• Stated problem:
Using the listing below, select the lines with the word "this" and copy them.

• Information supplied:
— BEGIN —

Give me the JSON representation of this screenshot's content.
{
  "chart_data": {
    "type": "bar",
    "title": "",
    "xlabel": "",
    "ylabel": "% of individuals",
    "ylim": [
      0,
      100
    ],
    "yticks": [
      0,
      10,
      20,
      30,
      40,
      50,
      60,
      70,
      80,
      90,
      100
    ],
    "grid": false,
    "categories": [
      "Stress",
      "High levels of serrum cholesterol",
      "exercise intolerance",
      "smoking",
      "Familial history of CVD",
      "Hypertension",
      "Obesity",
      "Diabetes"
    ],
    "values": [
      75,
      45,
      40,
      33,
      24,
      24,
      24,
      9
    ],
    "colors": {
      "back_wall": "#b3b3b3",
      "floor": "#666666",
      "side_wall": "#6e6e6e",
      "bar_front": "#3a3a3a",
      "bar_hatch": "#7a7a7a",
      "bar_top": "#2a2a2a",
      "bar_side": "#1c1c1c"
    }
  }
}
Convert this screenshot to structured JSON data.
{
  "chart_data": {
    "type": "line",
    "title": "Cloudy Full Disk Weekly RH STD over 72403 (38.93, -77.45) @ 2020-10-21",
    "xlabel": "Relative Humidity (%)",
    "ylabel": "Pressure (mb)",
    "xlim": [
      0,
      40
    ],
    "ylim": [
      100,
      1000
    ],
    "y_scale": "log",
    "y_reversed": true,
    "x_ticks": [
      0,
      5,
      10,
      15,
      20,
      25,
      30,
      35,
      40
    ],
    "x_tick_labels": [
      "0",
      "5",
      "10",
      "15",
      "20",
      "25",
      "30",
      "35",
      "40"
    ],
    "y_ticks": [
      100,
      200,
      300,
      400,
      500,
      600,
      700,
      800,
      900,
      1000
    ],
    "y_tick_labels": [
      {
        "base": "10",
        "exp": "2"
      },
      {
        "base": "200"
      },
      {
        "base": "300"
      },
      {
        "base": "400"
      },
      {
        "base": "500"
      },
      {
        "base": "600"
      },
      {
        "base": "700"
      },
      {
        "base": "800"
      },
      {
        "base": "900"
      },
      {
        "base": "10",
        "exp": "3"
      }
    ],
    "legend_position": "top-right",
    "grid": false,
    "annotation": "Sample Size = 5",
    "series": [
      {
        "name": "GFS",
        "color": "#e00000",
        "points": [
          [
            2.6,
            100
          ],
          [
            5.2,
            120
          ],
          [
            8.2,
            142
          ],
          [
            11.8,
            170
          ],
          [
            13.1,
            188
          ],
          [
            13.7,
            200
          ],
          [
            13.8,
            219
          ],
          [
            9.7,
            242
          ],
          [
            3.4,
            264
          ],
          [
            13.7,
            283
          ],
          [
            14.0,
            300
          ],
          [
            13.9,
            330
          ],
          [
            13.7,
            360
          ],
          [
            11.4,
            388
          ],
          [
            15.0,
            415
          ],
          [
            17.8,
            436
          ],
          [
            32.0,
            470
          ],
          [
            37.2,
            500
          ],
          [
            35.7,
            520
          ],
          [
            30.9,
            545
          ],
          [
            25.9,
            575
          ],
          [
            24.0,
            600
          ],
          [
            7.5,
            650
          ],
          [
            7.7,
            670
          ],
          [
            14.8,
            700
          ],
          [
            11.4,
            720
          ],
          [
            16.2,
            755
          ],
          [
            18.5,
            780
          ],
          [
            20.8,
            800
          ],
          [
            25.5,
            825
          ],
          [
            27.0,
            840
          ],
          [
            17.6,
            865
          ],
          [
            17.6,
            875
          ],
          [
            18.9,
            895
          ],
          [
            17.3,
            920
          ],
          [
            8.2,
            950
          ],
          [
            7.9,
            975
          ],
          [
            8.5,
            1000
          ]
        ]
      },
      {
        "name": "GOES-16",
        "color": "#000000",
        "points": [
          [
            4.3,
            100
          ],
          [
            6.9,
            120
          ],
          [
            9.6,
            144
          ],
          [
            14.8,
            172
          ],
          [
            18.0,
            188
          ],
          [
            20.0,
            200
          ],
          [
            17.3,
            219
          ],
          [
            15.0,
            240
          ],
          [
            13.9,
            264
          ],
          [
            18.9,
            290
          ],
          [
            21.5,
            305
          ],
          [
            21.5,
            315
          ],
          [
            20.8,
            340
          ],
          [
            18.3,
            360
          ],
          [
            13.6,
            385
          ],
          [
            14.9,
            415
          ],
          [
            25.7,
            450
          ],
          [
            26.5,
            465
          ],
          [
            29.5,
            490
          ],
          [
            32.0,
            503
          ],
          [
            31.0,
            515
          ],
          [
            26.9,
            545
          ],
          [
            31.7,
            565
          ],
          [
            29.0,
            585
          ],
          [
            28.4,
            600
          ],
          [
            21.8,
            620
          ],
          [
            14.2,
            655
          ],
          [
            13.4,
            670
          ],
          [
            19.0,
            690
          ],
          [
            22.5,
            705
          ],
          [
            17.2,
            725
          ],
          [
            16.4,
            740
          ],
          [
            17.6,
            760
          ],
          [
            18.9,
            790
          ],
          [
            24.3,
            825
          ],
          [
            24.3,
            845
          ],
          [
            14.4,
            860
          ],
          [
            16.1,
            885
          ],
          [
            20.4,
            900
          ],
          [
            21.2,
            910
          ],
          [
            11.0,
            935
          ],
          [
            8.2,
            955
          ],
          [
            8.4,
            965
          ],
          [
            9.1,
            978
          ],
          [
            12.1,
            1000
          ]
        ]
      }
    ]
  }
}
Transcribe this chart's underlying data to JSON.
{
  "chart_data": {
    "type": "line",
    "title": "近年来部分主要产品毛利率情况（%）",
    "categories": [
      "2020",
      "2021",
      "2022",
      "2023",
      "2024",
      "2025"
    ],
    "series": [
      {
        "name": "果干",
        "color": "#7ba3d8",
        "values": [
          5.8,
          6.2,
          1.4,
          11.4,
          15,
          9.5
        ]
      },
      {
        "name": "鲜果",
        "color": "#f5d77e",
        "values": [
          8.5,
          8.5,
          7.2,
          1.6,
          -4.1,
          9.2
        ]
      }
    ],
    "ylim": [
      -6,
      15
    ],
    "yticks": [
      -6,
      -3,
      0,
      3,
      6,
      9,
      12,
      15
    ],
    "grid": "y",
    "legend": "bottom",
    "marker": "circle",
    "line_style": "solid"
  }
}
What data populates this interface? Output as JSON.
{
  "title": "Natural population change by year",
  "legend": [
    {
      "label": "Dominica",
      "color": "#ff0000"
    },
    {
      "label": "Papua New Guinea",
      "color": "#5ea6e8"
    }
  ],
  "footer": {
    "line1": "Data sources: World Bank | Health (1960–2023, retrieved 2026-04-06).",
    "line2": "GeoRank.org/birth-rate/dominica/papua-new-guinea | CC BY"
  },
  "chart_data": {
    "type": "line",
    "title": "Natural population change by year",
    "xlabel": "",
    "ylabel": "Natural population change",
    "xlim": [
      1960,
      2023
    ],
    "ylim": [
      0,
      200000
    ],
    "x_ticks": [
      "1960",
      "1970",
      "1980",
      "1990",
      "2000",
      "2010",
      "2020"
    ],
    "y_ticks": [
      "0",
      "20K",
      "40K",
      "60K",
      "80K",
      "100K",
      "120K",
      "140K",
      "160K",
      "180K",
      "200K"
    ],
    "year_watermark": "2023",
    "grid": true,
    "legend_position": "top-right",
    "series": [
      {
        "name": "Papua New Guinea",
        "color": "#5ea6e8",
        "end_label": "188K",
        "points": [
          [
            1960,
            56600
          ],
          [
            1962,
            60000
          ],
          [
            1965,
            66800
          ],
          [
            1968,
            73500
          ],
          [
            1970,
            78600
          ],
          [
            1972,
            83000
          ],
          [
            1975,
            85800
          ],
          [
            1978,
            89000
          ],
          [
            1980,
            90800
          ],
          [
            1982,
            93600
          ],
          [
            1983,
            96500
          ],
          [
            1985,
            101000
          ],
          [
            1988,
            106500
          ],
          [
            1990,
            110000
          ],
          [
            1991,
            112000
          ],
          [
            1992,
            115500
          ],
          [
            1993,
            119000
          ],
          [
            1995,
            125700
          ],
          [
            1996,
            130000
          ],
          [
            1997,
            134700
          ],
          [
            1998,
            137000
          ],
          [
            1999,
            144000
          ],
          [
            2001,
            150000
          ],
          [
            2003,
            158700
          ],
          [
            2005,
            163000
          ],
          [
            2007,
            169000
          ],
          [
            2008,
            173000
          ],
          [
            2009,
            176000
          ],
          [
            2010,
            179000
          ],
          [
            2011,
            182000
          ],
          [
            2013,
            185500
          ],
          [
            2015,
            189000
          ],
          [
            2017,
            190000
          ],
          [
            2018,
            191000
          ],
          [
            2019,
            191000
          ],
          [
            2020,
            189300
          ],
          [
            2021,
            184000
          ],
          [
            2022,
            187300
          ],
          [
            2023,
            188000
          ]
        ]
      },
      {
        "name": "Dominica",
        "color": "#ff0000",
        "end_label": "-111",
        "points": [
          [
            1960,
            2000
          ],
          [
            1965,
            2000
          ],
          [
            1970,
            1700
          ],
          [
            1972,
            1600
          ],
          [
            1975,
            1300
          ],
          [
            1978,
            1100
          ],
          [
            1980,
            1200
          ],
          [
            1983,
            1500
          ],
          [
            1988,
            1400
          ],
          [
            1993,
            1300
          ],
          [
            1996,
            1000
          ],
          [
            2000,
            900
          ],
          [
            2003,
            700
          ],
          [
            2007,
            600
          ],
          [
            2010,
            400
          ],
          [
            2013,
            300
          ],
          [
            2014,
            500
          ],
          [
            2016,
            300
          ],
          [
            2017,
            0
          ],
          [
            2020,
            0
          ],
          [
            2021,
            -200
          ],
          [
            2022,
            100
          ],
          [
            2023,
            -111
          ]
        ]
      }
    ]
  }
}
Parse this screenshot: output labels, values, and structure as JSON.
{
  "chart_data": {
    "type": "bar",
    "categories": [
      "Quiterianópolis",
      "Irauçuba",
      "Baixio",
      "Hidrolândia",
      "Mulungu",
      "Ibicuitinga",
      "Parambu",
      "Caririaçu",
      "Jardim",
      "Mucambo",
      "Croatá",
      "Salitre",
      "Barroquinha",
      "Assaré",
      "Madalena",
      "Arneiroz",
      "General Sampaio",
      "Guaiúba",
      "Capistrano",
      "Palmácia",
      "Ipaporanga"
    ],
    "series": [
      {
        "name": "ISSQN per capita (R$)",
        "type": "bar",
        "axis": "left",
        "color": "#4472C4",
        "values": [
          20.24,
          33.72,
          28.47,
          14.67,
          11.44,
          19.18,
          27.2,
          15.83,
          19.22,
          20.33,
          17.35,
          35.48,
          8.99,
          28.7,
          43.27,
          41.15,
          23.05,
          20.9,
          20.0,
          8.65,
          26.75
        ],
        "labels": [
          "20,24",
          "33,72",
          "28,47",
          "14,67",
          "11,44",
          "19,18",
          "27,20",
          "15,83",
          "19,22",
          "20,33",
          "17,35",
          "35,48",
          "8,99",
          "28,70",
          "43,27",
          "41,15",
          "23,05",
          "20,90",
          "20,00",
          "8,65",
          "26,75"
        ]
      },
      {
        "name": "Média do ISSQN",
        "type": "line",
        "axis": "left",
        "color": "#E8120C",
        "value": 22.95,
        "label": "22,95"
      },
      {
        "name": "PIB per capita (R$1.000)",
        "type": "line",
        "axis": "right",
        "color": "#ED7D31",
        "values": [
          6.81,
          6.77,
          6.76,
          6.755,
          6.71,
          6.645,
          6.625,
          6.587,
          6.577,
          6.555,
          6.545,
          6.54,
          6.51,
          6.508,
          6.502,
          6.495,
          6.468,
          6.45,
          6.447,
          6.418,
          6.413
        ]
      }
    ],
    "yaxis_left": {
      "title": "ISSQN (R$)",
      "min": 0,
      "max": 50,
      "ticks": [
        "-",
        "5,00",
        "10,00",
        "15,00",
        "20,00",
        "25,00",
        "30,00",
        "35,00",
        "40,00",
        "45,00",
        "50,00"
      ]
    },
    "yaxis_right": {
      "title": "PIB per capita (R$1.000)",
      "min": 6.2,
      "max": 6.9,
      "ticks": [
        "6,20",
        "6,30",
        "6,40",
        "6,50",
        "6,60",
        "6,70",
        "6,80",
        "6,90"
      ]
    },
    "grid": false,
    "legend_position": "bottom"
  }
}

— END —

• Solution:
Give me the JSON representation of this screenshot's content.
Convert this screenshot to structured JSON data.
Transcribe this chart's underlying data to JSON.
What data populates this interface? Output as JSON.
Parse this screenshot: output labels, values, and structure as JSON.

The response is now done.